▸ **Do this**: Go through the entries below and collect each line with the string "your" in it.

··· Supplied data ···

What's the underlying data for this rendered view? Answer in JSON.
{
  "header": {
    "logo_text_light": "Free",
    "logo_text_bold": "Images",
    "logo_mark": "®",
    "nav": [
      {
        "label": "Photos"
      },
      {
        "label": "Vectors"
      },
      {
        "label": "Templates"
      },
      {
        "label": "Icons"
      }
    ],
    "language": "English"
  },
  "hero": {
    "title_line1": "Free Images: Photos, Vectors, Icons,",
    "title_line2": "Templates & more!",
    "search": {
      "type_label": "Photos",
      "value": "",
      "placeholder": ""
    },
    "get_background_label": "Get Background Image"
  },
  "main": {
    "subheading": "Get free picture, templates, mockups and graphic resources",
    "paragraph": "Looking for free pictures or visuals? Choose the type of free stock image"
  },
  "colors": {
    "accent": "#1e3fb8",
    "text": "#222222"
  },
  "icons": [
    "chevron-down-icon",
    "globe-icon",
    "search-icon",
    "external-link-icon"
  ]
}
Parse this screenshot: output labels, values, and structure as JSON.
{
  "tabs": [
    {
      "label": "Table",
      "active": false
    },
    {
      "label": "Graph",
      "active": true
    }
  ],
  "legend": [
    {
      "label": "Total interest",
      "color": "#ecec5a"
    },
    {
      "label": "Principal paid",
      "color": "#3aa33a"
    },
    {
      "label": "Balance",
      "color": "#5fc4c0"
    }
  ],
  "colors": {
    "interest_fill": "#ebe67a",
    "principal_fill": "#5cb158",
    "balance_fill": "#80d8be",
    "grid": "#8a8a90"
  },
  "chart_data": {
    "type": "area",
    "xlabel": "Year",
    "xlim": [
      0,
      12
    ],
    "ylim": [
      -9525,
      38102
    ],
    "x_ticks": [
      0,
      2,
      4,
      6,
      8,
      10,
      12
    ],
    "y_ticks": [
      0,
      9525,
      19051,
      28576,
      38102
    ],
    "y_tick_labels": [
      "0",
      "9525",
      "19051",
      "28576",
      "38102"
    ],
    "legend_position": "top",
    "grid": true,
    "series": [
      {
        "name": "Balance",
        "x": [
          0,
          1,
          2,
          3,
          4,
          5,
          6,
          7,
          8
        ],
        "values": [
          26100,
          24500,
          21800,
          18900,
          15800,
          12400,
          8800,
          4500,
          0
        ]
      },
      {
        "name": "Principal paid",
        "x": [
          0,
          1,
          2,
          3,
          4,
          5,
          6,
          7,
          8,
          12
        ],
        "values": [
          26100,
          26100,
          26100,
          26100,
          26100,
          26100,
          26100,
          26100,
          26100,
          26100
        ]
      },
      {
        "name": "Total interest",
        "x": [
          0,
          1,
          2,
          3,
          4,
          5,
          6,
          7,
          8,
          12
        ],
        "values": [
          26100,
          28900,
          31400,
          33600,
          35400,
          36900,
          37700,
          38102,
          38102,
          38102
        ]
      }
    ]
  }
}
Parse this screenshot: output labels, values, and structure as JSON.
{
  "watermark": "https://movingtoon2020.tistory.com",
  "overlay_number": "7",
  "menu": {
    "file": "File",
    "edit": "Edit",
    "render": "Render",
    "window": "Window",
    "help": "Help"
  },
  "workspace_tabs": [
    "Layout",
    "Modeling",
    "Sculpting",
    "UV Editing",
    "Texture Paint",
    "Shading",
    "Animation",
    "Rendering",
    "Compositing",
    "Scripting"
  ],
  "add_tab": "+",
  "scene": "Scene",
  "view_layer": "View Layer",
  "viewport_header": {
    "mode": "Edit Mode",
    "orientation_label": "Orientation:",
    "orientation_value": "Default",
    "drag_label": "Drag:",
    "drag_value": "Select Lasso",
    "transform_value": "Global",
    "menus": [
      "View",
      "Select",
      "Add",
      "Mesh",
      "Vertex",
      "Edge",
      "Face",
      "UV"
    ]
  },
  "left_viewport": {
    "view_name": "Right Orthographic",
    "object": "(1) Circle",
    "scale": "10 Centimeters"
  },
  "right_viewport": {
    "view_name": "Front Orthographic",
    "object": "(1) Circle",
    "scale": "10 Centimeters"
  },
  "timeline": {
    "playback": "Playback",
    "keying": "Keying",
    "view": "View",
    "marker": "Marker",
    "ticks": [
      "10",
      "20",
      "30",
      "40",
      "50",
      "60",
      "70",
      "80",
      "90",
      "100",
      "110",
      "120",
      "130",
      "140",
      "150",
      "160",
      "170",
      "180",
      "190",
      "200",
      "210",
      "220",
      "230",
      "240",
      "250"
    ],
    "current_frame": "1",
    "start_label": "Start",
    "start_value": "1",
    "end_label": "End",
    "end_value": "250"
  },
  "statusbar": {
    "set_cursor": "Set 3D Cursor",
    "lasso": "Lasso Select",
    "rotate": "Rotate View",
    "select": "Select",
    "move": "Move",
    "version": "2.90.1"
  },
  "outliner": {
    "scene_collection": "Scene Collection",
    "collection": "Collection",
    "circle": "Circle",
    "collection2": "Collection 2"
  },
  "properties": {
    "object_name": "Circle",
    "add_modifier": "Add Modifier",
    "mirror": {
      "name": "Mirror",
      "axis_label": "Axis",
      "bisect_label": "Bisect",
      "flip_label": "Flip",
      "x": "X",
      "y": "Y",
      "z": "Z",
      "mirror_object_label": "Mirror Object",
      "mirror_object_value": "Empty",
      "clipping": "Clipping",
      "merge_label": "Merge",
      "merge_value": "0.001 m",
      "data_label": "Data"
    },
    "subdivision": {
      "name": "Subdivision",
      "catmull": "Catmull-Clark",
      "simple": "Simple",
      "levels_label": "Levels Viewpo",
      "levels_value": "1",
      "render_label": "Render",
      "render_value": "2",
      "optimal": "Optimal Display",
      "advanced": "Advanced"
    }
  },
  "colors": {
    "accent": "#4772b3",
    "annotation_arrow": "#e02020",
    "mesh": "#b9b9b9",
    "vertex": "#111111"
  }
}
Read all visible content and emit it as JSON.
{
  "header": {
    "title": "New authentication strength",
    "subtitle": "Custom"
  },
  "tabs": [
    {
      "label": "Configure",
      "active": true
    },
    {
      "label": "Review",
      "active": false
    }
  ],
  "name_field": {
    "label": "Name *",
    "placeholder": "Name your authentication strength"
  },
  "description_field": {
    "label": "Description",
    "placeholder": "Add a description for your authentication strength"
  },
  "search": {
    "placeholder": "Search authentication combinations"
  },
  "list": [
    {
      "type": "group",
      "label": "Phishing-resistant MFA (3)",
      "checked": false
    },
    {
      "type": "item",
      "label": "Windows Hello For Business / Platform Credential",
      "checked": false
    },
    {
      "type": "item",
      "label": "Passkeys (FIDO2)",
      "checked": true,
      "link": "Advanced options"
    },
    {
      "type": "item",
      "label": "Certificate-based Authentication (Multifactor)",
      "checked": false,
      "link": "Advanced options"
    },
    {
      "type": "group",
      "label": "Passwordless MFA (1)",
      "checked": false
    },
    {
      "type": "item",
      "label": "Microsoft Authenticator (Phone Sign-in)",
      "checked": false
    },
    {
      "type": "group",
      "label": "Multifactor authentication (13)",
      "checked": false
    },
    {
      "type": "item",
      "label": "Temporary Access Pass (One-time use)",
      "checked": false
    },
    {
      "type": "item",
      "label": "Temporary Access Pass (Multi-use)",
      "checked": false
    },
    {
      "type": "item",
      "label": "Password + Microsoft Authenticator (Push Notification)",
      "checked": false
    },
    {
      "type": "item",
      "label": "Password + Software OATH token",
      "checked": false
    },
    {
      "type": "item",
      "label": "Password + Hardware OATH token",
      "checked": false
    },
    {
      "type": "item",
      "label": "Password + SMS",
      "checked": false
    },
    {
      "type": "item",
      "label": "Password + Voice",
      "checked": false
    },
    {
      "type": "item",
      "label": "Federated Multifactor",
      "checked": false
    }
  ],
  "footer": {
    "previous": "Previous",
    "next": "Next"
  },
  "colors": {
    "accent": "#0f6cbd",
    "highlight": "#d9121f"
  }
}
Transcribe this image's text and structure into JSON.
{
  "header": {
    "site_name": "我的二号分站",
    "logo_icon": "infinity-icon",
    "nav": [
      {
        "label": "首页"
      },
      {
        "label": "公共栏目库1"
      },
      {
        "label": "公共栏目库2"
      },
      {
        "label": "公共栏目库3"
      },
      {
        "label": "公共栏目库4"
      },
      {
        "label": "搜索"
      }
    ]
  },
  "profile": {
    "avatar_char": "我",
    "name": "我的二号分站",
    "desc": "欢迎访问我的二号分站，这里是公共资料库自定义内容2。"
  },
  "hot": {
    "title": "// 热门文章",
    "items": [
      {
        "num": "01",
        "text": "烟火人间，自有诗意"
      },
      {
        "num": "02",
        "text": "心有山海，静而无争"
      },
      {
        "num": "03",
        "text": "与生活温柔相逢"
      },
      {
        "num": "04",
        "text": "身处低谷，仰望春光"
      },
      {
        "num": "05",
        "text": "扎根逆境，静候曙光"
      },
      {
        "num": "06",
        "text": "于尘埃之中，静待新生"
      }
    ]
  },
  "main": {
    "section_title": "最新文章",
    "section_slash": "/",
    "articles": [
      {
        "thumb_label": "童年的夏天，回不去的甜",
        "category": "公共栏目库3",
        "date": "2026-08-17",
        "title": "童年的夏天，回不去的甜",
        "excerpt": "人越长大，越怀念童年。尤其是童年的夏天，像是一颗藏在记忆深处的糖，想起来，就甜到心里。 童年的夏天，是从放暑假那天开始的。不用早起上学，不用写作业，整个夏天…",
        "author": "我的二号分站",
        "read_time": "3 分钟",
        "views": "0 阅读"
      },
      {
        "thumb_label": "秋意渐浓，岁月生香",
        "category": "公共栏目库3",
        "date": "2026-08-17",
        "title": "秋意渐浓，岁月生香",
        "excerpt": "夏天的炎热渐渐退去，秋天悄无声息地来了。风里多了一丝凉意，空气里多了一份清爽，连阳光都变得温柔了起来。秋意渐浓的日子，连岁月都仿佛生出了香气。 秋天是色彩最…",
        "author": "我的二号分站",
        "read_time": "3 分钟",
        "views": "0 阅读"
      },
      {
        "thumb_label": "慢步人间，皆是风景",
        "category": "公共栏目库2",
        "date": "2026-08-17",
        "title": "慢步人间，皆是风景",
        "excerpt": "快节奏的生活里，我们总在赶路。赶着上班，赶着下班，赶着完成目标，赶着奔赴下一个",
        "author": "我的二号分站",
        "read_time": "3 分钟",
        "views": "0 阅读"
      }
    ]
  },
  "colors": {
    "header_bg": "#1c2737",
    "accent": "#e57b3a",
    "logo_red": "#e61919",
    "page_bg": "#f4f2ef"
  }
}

···

▸ **Output below**:
    "placeholder": "Name your authentication strength"
    "placeholder": "Add a description for your authentication strength"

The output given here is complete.